## Problem to work on
Provide only the number of lines where "days" occurs.

## Entries taken from a collection
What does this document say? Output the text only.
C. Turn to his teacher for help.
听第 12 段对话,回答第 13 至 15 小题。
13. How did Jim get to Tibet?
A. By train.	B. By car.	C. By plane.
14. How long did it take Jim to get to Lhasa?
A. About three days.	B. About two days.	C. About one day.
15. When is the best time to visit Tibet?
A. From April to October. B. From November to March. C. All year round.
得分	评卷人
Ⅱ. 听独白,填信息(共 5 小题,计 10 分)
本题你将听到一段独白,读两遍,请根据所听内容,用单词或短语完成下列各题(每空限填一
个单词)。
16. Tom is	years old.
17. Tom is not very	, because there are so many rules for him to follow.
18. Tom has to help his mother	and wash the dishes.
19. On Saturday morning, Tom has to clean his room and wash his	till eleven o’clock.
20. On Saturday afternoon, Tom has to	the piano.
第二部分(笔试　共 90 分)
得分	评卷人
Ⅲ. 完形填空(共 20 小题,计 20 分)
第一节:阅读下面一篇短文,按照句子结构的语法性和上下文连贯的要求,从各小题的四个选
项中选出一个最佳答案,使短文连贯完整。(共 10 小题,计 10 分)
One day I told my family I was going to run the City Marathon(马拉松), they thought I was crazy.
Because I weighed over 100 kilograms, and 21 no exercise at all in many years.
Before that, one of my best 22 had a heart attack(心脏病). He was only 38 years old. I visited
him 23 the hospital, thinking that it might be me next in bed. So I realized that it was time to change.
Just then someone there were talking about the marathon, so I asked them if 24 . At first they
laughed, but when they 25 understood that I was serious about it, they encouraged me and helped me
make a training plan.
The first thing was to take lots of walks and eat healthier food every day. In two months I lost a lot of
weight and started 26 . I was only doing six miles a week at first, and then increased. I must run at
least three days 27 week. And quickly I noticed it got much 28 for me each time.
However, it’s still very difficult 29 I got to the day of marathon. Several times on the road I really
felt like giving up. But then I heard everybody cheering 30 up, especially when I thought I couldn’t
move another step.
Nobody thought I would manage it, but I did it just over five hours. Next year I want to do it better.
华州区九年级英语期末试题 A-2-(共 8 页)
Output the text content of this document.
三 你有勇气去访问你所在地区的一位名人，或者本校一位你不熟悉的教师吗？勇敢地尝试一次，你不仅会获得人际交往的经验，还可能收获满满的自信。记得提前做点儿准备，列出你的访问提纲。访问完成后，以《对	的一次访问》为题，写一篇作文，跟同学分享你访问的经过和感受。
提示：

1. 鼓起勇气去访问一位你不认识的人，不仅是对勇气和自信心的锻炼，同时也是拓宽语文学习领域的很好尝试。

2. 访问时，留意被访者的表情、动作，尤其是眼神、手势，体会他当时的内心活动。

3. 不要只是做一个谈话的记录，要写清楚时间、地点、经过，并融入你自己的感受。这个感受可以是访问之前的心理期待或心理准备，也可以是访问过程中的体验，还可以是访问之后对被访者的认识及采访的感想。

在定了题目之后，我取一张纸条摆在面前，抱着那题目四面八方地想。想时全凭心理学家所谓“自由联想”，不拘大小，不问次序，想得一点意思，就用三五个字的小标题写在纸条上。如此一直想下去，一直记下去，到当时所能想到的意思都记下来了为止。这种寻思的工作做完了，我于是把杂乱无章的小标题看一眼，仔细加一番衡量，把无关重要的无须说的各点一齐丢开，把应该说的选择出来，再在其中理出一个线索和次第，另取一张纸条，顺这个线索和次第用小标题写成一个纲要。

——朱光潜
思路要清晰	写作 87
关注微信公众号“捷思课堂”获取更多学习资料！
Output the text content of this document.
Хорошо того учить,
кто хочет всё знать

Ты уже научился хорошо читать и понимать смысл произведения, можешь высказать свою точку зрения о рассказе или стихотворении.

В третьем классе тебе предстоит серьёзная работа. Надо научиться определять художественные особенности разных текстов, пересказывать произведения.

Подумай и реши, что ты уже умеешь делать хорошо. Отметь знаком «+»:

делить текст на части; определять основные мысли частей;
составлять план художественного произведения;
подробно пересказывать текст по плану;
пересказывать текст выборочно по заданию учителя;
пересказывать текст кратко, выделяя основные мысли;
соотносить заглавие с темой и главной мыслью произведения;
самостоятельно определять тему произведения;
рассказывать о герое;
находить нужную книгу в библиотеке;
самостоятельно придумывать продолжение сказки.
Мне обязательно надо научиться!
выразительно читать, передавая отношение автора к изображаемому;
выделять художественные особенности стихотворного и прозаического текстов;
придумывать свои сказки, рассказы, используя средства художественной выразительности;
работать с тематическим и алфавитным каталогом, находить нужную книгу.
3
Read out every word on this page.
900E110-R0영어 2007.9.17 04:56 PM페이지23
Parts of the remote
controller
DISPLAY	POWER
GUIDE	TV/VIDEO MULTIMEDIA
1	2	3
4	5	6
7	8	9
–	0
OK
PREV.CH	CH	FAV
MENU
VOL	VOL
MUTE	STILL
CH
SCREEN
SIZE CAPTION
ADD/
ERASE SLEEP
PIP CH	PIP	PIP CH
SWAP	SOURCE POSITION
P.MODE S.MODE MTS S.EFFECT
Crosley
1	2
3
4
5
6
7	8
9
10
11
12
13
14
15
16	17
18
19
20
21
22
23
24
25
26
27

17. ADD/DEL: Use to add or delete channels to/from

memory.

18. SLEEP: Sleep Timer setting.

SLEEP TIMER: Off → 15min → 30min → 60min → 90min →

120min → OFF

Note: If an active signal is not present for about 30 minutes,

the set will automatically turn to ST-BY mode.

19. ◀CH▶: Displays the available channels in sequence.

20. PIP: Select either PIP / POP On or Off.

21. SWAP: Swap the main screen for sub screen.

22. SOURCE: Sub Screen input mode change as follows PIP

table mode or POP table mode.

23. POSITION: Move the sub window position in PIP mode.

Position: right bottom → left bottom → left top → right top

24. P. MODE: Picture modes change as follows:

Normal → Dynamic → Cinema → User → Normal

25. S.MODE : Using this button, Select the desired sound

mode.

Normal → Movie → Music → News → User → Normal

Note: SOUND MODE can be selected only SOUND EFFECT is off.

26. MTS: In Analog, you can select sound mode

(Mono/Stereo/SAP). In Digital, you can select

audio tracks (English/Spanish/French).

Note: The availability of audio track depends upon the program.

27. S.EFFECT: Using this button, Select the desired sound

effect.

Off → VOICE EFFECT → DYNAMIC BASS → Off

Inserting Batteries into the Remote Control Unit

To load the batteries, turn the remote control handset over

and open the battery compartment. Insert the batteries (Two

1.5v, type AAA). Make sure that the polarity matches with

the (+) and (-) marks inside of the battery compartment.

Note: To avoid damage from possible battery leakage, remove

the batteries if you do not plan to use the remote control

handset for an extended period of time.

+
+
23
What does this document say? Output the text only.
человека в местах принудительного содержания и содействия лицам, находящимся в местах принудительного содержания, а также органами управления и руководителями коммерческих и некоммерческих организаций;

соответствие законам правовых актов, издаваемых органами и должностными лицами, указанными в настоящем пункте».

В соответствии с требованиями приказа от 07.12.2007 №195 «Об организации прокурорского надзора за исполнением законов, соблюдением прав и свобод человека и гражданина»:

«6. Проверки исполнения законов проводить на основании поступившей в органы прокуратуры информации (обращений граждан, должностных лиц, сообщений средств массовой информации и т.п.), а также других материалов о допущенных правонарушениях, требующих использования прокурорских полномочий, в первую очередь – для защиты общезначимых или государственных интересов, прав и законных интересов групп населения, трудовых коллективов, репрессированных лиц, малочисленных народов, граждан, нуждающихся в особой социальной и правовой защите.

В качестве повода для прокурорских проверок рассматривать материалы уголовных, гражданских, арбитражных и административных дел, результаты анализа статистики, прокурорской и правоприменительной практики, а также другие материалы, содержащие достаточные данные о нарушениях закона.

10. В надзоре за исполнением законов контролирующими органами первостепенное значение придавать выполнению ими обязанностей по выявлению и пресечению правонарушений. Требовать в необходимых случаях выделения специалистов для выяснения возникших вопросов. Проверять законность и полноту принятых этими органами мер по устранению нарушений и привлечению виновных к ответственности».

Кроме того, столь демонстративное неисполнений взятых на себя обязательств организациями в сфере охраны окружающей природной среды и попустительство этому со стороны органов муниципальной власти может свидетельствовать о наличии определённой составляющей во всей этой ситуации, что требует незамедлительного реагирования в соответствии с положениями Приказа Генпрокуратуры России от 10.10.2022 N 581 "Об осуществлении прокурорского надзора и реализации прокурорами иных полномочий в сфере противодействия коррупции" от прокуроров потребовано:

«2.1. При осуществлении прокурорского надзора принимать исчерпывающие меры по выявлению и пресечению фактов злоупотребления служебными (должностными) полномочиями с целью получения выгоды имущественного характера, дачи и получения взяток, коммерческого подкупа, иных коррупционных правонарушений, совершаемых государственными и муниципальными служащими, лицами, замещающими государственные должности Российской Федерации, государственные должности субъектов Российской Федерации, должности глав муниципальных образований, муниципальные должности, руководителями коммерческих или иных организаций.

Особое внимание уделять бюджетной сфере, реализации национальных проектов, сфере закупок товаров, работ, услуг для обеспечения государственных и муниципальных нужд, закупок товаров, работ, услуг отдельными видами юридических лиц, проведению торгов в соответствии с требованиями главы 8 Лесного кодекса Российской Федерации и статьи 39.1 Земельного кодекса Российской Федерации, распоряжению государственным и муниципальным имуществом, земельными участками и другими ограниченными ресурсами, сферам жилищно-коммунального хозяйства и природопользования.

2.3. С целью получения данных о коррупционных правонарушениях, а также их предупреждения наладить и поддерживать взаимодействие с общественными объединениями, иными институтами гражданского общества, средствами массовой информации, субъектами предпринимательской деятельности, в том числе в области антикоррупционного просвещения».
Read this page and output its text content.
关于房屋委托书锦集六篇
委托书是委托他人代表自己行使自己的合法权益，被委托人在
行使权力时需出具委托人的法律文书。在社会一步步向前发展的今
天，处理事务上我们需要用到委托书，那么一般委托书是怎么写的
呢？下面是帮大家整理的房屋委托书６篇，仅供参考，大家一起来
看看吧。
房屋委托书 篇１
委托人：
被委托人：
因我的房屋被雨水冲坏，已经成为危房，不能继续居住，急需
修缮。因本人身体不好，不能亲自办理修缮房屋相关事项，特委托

## Solution for this task
2